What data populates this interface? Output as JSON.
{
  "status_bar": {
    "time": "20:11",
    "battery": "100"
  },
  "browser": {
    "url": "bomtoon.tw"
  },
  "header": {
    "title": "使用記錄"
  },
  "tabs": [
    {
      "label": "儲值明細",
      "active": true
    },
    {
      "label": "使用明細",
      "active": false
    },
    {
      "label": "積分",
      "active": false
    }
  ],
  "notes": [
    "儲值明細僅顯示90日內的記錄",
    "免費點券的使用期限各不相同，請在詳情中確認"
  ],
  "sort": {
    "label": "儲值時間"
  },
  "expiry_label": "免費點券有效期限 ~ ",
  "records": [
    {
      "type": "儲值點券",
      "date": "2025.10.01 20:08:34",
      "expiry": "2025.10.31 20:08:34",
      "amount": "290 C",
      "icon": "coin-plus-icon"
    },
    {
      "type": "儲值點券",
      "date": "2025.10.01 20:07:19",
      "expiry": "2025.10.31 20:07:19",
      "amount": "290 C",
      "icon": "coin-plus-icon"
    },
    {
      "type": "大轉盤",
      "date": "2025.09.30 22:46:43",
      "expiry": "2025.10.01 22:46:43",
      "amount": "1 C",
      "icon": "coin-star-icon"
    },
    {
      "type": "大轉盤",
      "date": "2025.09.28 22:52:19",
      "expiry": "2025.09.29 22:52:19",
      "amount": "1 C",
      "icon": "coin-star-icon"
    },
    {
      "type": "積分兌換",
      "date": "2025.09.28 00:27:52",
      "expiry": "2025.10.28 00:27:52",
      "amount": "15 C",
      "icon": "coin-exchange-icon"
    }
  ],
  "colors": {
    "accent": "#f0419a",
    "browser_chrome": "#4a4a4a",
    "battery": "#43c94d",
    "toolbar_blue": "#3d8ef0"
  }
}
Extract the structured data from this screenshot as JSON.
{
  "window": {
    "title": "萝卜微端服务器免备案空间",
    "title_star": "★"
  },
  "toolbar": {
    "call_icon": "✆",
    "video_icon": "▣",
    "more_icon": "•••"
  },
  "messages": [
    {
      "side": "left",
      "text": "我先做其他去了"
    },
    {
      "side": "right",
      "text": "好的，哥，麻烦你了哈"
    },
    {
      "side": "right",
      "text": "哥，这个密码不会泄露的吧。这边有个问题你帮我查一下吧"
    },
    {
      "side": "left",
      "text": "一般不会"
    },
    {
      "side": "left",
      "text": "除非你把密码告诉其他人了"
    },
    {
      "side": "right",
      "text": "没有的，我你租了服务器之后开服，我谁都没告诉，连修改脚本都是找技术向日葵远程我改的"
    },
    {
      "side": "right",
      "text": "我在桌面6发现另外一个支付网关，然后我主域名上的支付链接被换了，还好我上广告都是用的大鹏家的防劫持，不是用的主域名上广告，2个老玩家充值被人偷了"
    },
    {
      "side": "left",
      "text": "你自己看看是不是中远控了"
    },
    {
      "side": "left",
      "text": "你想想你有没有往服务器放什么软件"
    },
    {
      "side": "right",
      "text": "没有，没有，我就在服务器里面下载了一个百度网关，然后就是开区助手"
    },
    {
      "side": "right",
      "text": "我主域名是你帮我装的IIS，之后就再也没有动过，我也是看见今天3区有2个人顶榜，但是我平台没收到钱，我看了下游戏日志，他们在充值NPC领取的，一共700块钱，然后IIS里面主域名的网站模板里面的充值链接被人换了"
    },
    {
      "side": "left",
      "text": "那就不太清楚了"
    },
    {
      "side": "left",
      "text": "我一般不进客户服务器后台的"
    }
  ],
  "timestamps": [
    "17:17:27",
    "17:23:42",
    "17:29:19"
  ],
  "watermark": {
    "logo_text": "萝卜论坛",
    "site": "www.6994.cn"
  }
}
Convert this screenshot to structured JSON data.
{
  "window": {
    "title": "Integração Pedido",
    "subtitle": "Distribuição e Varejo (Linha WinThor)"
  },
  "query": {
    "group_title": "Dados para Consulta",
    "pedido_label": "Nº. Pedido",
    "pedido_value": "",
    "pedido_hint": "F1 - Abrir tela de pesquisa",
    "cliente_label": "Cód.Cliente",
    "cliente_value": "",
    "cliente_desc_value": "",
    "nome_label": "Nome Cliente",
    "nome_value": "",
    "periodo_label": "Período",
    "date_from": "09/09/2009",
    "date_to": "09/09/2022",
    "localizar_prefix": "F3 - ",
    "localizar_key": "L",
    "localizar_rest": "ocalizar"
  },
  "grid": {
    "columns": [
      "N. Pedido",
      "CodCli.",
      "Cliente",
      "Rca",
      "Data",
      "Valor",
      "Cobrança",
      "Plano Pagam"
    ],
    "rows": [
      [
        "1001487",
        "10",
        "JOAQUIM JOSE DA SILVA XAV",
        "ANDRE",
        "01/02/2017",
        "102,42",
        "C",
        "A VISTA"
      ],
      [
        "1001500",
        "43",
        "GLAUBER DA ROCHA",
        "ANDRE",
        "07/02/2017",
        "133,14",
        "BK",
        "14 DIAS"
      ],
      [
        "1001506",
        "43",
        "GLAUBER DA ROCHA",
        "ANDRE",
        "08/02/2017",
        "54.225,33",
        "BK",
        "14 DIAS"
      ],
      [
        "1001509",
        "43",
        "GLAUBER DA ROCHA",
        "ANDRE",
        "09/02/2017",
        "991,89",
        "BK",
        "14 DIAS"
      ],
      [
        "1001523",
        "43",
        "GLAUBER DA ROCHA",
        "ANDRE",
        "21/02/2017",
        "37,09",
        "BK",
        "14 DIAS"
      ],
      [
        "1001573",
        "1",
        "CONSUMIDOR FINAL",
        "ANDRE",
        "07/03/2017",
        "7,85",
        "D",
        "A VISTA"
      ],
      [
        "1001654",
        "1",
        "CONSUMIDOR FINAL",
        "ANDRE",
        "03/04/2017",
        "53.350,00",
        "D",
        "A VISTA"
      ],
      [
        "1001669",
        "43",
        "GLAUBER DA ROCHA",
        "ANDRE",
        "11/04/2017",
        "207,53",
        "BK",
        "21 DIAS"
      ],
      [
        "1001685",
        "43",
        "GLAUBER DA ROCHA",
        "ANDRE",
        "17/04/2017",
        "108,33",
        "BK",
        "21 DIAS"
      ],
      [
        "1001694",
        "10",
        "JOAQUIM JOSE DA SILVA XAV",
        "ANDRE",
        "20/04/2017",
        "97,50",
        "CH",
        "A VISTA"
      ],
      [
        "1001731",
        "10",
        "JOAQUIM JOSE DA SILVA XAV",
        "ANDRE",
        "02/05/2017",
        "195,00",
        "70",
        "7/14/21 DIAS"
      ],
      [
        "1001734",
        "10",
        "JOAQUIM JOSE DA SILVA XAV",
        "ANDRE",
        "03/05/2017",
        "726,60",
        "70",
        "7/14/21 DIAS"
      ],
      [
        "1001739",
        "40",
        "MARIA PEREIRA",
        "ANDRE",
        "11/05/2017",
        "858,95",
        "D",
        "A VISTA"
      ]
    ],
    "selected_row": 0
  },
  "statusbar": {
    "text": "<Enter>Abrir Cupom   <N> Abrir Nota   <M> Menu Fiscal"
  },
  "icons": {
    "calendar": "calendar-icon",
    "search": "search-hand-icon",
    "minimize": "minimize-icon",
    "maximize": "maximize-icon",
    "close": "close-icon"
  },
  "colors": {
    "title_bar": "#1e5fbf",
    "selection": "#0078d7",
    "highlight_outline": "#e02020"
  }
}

|---|

§ Problem requirements
Reproduce the data, keeping every line exactly the same.

§ Task solution
What data populates this interface? Output as JSON.
{
  "status_bar": {
    "time": "20:11",
    "battery": "100"
  },
  "browser": {
    "url": "bomtoon.tw"
  },
  "header": {
    "title": "使用記錄"
  },
  "tabs": [
    {
      "label": "儲值明細",
      "active": true
    },
    {
      "label": "使用明細",
      "active": false
    },
    {
      "label": "積分",
      "active": false
    }
  ],
  "notes": [
    "儲值明細僅顯示90日內的記錄",
    "免費點券的使用期限各不相同，請在詳情中確認"
  ],
  "sort": {
    "label": "儲值時間"
  },
  "expiry_label": "免費點券有效期限 ~ ",
  "records": [
    {
      "type": "儲值點券",
      "date": "2025.10.01 20:08:34",
      "expiry": "2025.10.31 20:08:34",
      "amount": "290 C",
      "icon": "coin-plus-icon"
    },
    {
      "type": "儲值點券",
      "date": "2025.10.01 20:07:19",
      "expiry": "2025.10.31 20:07:19",
      "amount": "290 C",
      "icon": "coin-plus-icon"
    },
    {
      "type": "大轉盤",
      "date": "2025.09.30 22:46:43",
      "expiry": "2025.10.01 22:46:43",
      "amount": "1 C",
      "icon": "coin-star-icon"
    },
    {
      "type": "大轉盤",
      "date": "2025.09.28 22:52:19",
      "expiry": "2025.09.29 22:52:19",
      "amount": "1 C",
      "icon": "coin-star-icon"
    },
    {
      "type": "積分兌換",
      "date": "2025.09.28 00:27:52",
      "expiry": "2025.10.28 00:27:52",
      "amount": "15 C",
      "icon": "coin-exchange-icon"
    }
  ],
  "colors": {
    "accent": "#f0419a",
    "browser_chrome": "#4a4a4a",
    "battery": "#43c94d",
    "toolbar_blue": "#3d8ef0"
  }
}
Extract the structured data from this screenshot as JSON.
{
  "window": {
    "title": "萝卜微端服务器免备案空间",
    "title_star": "★"
  },
  "toolbar": {
    "call_icon": "✆",
    "video_icon": "▣",
    "more_icon": "•••"
  },
  "messages": [
    {
      "side": "left",
      "text": "我先做其他去了"
    },
    {
      "side": "right",
      "text": "好的，哥，麻烦你了哈"
    },
    {
      "side": "right",
      "text": "哥，这个密码不会泄露的吧。这边有个问题你帮我查一下吧"
    },
    {
      "side": "left",
      "text": "一般不会"
    },
    {
      "side": "left",
      "text": "除非你把密码告诉其他人了"
    },
    {
      "side": "right",
      "text": "没有的，我你租了服务器之后开服，我谁都没告诉，连修改脚本都是找技术向日葵远程我改的"
    },
    {
      "side": "right",
      "text": "我在桌面6发现另外一个支付网关，然后我主域名上的支付链接被换了，还好我上广告都是用的大鹏家的防劫持，不是用的主域名上广告，2个老玩家充值被人偷了"
    },
    {
      "side": "left",
      "text": "你自己看看是不是中远控了"
    },
    {
      "side": "left",
      "text": "你想想你有没有往服务器放什么软件"
    },
    {
      "side": "right",
      "text": "没有，没有，我就在服务器里面下载了一个百度网关，然后就是开区助手"
    },
    {
      "side": "right",
      "text": "我主域名是你帮我装的IIS，之后就再也没有动过，我也是看见今天3区有2个人顶榜，但是我平台没收到钱，我看了下游戏日志，他们在充值NPC领取的，一共700块钱，然后IIS里面主域名的网站模板里面的充值链接被人换了"
    },
    {
      "side": "left",
      "text": "那就不太清楚了"
    },
    {
      "side": "left",
      "text": "我一般不进客户服务器后台的"
    }
  ],
  "timestamps": [
    "17:17:27",
    "17:23:42",
    "17:29:19"
  ],
  "watermark": {
    "logo_text": "萝卜论坛",
    "site": "www.6994.cn"
  }
}
Convert this screenshot to structured JSON data.
{
  "window": {
    "title": "Integração Pedido",
    "subtitle": "Distribuição e Varejo (Linha WinThor)"
  },
  "query": {
    "group_title": "Dados para Consulta",
    "pedido_label": "Nº. Pedido",
    "pedido_value": "",
    "pedido_hint": "F1 - Abrir tela de pesquisa",
    "cliente_label": "Cód.Cliente",
    "cliente_value": "",
    "cliente_desc_value": "",
    "nome_label": "Nome Cliente",
    "nome_value": "",
    "periodo_label": "Período",
    "date_from": "09/09/2009",
    "date_to": "09/09/2022",
    "localizar_prefix": "F3 - ",
    "localizar_key": "L",
    "localizar_rest": "ocalizar"
  },
  "grid": {
    "columns": [
      "N. Pedido",
      "CodCli.",
      "Cliente",
      "Rca",
      "Data",
      "Valor",
      "Cobrança",
      "Plano Pagam"
    ],
    "rows": [
      [
        "1001487",
        "10",
        "JOAQUIM JOSE DA SILVA XAV",
        "ANDRE",
        "01/02/2017",
        "102,42",
        "C",
        "A VISTA"
      ],
      [
        "1001500",
        "43",
        "GLAUBER DA ROCHA",
        "ANDRE",
        "07/02/2017",
        "133,14",
        "BK",
        "14 DIAS"
      ],
      [
        "1001506",
        "43",
        "GLAUBER DA ROCHA",
        "ANDRE",
        "08/02/2017",
        "54.225,33",
        "BK",
        "14 DIAS"
      ],
      [
        "1001509",
        "43",
        "GLAUBER DA ROCHA",
        "ANDRE",
        "09/02/2017",
        "991,89",
        "BK",
        "14 DIAS"
      ],
      [
        "1001523",
        "43",
        "GLAUBER DA ROCHA",
        "ANDRE",
        "21/02/2017",
        "37,09",
        "BK",
        "14 DIAS"
      ],
      [
        "1001573",
        "1",
        "CONSUMIDOR FINAL",
        "ANDRE",
        "07/03/2017",
        "7,85",
        "D",
        "A VISTA"
      ],
      [
        "1001654",
        "1",
        "CONSUMIDOR FINAL",
        "ANDRE",
        "03/04/2017",
        "53.350,00",
        "D",
        "A VISTA"
      ],
      [
        "1001669",
        "43",
        "GLAUBER DA ROCHA",
        "ANDRE",
        "11/04/2017",
        "207,53",
        "BK",
        "21 DIAS"
      ],
      [
        "1001685",
        "43",
        "GLAUBER DA ROCHA",
        "ANDRE",
        "17/04/2017",
        "108,33",
        "BK",
        "21 DIAS"
      ],
      [
        "1001694",
        "10",
        "JOAQUIM JOSE DA SILVA XAV",
        "ANDRE",
        "20/04/2017",
        "97,50",
        "CH",
        "A VISTA"
      ],
      [
        "1001731",
        "10",
        "JOAQUIM JOSE DA SILVA XAV",
        "ANDRE",
        "02/05/2017",
        "195,00",
        "70",
        "7/14/21 DIAS"
      ],
      [
        "1001734",
        "10",
        "JOAQUIM JOSE DA SILVA XAV",
        "ANDRE",
        "03/05/2017",
        "726,60",
        "70",
        "7/14/21 DIAS"
      ],
      [
        "1001739",
        "40",
        "MARIA PEREIRA",
        "ANDRE",
        "11/05/2017",
        "858,95",
        "D",
        "A VISTA"
      ]
    ],
    "selected_row": 0
  },
  "statusbar": {
    "text": "<Enter>Abrir Cupom   <N> Abrir Nota   <M> Menu Fiscal"
  },
  "icons": {
    "calendar": "calendar-icon",
    "search": "search-hand-icon",
    "minimize": "minimize-icon",
    "maximize": "maximize-icon",
    "close": "close-icon"
  },
  "colors": {
    "title_bar": "#1e5fbf",
    "selection": "#0078d7",
    "highlight_outline": "#e02020"
  }
}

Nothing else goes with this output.